Directions for this task: Repeat every entry in the listing below, exactly.
━━ The data
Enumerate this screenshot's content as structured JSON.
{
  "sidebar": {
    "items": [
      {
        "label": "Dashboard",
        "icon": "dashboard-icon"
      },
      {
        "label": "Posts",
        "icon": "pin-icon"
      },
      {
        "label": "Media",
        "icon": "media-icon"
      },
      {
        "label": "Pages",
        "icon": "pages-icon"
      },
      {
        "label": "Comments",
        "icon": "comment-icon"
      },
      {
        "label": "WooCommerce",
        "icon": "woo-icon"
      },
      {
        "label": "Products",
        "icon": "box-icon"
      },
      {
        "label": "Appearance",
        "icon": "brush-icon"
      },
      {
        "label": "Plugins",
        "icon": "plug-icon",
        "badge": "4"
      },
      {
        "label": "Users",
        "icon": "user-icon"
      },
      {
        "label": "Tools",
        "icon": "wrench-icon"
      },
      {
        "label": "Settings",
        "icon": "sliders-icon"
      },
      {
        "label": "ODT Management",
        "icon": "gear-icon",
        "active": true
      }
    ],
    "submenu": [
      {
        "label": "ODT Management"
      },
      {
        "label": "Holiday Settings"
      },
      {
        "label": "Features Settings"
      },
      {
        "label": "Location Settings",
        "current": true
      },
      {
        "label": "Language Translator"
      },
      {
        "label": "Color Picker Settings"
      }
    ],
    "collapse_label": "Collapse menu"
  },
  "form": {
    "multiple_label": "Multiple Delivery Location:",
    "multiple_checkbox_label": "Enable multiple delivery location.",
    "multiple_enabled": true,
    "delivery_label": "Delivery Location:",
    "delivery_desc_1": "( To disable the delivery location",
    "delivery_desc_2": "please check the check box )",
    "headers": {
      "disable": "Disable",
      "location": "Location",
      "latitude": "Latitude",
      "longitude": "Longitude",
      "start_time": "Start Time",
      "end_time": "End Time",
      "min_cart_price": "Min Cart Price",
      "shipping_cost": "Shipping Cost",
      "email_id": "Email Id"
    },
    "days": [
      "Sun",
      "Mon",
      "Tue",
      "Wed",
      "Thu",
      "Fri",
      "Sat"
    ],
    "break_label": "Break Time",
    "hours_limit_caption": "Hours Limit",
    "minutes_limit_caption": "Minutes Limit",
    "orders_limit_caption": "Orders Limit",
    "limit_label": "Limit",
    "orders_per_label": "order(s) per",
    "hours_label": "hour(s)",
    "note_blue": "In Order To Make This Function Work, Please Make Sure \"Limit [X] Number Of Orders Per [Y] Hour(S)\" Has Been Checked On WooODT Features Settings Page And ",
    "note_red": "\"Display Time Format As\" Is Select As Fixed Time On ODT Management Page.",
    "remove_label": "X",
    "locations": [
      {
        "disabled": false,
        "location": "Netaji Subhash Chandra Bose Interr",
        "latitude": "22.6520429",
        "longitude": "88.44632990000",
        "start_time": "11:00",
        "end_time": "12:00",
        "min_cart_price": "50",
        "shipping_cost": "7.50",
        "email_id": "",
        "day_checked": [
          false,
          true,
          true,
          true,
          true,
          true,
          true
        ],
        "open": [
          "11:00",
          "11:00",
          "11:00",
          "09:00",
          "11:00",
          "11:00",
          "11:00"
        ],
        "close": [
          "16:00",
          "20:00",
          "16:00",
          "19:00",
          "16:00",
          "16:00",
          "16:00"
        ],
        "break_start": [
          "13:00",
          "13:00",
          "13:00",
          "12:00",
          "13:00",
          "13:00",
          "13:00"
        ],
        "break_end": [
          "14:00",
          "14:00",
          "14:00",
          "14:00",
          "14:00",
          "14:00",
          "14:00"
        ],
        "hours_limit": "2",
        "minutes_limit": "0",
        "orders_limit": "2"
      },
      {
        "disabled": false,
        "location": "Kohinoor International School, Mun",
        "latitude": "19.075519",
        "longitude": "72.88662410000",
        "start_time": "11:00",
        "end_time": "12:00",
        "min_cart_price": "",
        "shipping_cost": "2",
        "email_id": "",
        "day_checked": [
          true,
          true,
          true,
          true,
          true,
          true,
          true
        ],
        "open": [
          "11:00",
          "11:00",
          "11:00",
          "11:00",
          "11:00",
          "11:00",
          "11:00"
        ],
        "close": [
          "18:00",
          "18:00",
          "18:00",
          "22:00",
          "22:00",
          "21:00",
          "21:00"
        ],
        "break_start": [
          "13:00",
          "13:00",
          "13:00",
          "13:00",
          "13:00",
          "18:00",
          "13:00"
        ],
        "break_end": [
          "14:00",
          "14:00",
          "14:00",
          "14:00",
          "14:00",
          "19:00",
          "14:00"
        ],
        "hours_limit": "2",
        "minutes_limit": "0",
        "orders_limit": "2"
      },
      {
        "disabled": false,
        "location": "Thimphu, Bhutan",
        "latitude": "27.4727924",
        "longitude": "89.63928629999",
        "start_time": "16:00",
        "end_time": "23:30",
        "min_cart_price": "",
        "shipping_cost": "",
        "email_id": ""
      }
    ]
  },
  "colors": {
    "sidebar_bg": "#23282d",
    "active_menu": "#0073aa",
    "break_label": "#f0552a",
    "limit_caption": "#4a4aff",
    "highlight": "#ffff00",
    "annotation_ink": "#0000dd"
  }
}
━━━━
Result of the exercise:
Enumerate this screenshot's content as structured JSON.
{
  "sidebar": {
    "items": [
      {
        "label": "Dashboard",
        "icon": "dashboard-icon"
      },
      {
        "label": "Posts",
        "icon": "pin-icon"
      },
      {
        "label": "Media",
        "icon": "media-icon"
      },
      {
        "label": "Pages",
        "icon": "pages-icon"
      },
      {
        "label": "Comments",
        "icon": "comment-icon"
      },
      {
        "label": "WooCommerce",
        "icon": "woo-icon"
      },
      {
        "label": "Products",
        "icon": "box-icon"
      },
      {
        "label": "Appearance",
        "icon": "brush-icon"
      },
      {
        "label": "Plugins",
        "icon": "plug-icon",
        "badge": "4"
      },
      {
        "label": "Users",
        "icon": "user-icon"
      },
      {
        "label": "Tools",
        "icon": "wrench-icon"
      },
      {
        "label": "Settings",
        "icon": "sliders-icon"
      },
      {
        "label": "ODT Management",
        "icon": "gear-icon",
        "active": true
      }
    ],
    "submenu": [
      {
        "label": "ODT Management"
      },
      {
        "label": "Holiday Settings"
      },
      {
        "label": "Features Settings"
      },
      {
        "label": "Location Settings",
        "current": true
      },
      {
        "label": "Language Translator"
      },
      {
        "label": "Color Picker Settings"
      }
    ],
    "collapse_label": "Collapse menu"
  },
  "form": {
    "multiple_label": "Multiple Delivery Location:",
    "multiple_checkbox_label": "Enable multiple delivery location.",
    "multiple_enabled": true,
    "delivery_label": "Delivery Location:",
    "delivery_desc_1": "( To disable the delivery location",
    "delivery_desc_2": "please check the check box )",
    "headers": {
      "disable": "Disable",
      "location": "Location",
      "latitude": "Latitude",
      "longitude": "Longitude",
      "start_time": "Start Time",
      "end_time": "End Time",
      "min_cart_price": "Min Cart Price",
      "shipping_cost": "Shipping Cost",
      "email_id": "Email Id"
    },
    "days": [
      "Sun",
      "Mon",
      "Tue",
      "Wed",
      "Thu",
      "Fri",
      "Sat"
    ],
    "break_label": "Break Time",
    "hours_limit_caption": "Hours Limit",
    "minutes_limit_caption": "Minutes Limit",
    "orders_limit_caption": "Orders Limit",
    "limit_label": "Limit",
    "orders_per_label": "order(s) per",
    "hours_label": "hour(s)",
    "note_blue": "In Order To Make This Function Work, Please Make Sure \"Limit [X] Number Of Orders Per [Y] Hour(S)\" Has Been Checked On WooODT Features Settings Page And ",
    "note_red": "\"Display Time Format As\" Is Select As Fixed Time On ODT Management Page.",
    "remove_label": "X",
    "locations": [
      {
        "disabled": false,
        "location": "Netaji Subhash Chandra Bose Interr",
        "latitude": "22.6520429",
        "longitude": "88.44632990000",
        "start_time": "11:00",
        "end_time": "12:00",
        "min_cart_price": "50",
        "shipping_cost": "7.50",
        "email_id": "",
        "day_checked": [
          false,
          true,
          true,
          true,
          true,
          true,
          true
        ],
        "open": [
          "11:00",
          "11:00",
          "11:00",
          "09:00",
          "11:00",
          "11:00",
          "11:00"
        ],
        "close": [
          "16:00",
          "20:00",
          "16:00",
          "19:00",
          "16:00",
          "16:00",
          "16:00"
        ],
        "break_start": [
          "13:00",
          "13:00",
          "13:00",
          "12:00",
          "13:00",
          "13:00",
          "13:00"
        ],
        "break_end": [
          "14:00",
          "14:00",
          "14:00",
          "14:00",
          "14:00",
          "14:00",
          "14:00"
        ],
        "hours_limit": "2",
        "minutes_limit": "0",
        "orders_limit": "2"
      },
      {
        "disabled": false,
        "location": "Kohinoor International School, Mun",
        "latitude": "19.075519",
        "longitude": "72.88662410000",
        "start_time": "11:00",
        "end_time": "12:00",
        "min_cart_price": "",
        "shipping_cost": "2",
        "email_id": "",
        "day_checked": [
          true,
          true,
          true,
          true,
          true,
          true,
          true
        ],
        "open": [
          "11:00",
          "11:00",
          "11:00",
          "11:00",
          "11:00",
          "11:00",
          "11:00"
        ],
        "close": [
          "18:00",
          "18:00",
          "18:00",
          "22:00",
          "22:00",
          "21:00",
          "21:00"
        ],
        "break_start": [
          "13:00",
          "13:00",
          "13:00",
          "13:00",
          "13:00",
          "18:00",
          "13:00"
        ],
        "break_end": [
          "14:00",
          "14:00",
          "14:00",
          "14:00",
          "14:00",
          "19:00",
          "14:00"
        ],
        "hours_limit": "2",
        "minutes_limit": "0",
        "orders_limit": "2"
      },
      {
        "disabled": false,
        "location": "Thimphu, Bhutan",
        "latitude": "27.4727924",
        "longitude": "89.63928629999",
        "start_time": "16:00",
        "end_time": "23:30",
        "min_cart_price": "",
        "shipping_cost": "",
        "email_id": ""
      }
    ]
  },
  "colors": {
    "sidebar_bg": "#23282d",
    "active_menu": "#0073aa",
    "break_label": "#f0552a",
    "limit_caption": "#4a4aff",
    "highlight": "#ffff00",
    "annotation_ink": "#0000dd"
  }
}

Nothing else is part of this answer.